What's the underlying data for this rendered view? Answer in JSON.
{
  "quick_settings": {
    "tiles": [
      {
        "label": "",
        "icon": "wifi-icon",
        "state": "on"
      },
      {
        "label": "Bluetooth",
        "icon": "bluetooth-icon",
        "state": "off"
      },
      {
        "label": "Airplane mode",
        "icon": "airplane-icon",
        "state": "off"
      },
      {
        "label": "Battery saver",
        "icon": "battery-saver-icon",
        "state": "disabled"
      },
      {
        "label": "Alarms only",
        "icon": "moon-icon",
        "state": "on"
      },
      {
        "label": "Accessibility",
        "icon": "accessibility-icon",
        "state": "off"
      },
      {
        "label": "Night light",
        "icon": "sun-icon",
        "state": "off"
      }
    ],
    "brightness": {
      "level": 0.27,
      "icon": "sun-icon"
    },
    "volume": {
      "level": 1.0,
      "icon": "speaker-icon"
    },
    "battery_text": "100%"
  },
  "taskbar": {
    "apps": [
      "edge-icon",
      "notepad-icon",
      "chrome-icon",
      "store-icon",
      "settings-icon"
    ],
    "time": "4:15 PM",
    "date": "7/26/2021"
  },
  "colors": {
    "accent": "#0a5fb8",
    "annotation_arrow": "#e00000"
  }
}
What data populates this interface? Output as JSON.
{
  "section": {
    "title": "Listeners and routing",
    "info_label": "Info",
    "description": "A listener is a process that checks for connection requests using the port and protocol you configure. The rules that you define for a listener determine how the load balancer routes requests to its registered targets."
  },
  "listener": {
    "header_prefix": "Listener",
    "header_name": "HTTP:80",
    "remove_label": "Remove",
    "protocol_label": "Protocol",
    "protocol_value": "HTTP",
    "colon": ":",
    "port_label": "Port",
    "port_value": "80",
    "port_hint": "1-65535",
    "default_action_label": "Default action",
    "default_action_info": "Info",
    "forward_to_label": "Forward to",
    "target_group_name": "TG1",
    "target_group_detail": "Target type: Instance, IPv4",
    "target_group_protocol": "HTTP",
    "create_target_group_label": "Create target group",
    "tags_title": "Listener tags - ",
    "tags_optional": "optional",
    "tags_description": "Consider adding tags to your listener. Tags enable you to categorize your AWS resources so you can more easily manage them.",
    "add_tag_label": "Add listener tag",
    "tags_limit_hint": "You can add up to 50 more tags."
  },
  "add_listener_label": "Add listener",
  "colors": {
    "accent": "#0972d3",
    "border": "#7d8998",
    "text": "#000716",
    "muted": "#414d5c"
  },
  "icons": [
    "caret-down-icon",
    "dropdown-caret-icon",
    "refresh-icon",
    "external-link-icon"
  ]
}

> EXERCISE OBJECTIVE:
Output all of the material exactly as written.

> CORRECT OUTPUT:
What's the underlying data for this rendered view? Answer in JSON.
{
  "quick_settings": {
    "tiles": [
      {
        "label": "",
        "icon": "wifi-icon",
        "state": "on"
      },
      {
        "label": "Bluetooth",
        "icon": "bluetooth-icon",
        "state": "off"
      },
      {
        "label": "Airplane mode",
        "icon": "airplane-icon",
        "state": "off"
      },
      {
        "label": "Battery saver",
        "icon": "battery-saver-icon",
        "state": "disabled"
      },
      {
        "label": "Alarms only",
        "icon": "moon-icon",
        "state": "on"
      },
      {
        "label": "Accessibility",
        "icon": "accessibility-icon",
        "state": "off"
      },
      {
        "label": "Night light",
        "icon": "sun-icon",
        "state": "off"
      }
    ],
    "brightness": {
      "level": 0.27,
      "icon": "sun-icon"
    },
    "volume": {
      "level": 1.0,
      "icon": "speaker-icon"
    },
    "battery_text": "100%"
  },
  "taskbar": {
    "apps": [
      "edge-icon",
      "notepad-icon",
      "chrome-icon",
      "store-icon",
      "settings-icon"
    ],
    "time": "4:15 PM",
    "date": "7/26/2021"
  },
  "colors": {
    "accent": "#0a5fb8",
    "annotation_arrow": "#e00000"
  }
}
What data populates this interface? Output as JSON.
{
  "section": {
    "title": "Listeners and routing",
    "info_label": "Info",
    "description": "A listener is a process that checks for connection requests using the port and protocol you configure. The rules that you define for a listener determine how the load balancer routes requests to its registered targets."
  },
  "listener": {
    "header_prefix": "Listener",
    "header_name": "HTTP:80",
    "remove_label": "Remove",
    "protocol_label": "Protocol",
    "protocol_value": "HTTP",
    "colon": ":",
    "port_label": "Port",
    "port_value": "80",
    "port_hint": "1-65535",
    "default_action_label": "Default action",
    "default_action_info": "Info",
    "forward_to_label": "Forward to",
    "target_group_name": "TG1",
    "target_group_detail": "Target type: Instance, IPv4",
    "target_group_protocol": "HTTP",
    "create_target_group_label": "Create target group",
    "tags_title": "Listener tags - ",
    "tags_optional": "optional",
    "tags_description": "Consider adding tags to your listener. Tags enable you to categorize your AWS resources so you can more easily manage them.",
    "add_tag_label": "Add listener tag",
    "tags_limit_hint": "You can add up to 50 more tags."
  },
  "add_listener_label": "Add listener",
  "colors": {
    "accent": "#0972d3",
    "border": "#7d8998",
    "text": "#000716",
    "muted": "#414d5c"
  },
  "icons": [
    "caret-down-icon",
    "dropdown-caret-icon",
    "refresh-icon",
    "external-link-icon"
  ]
}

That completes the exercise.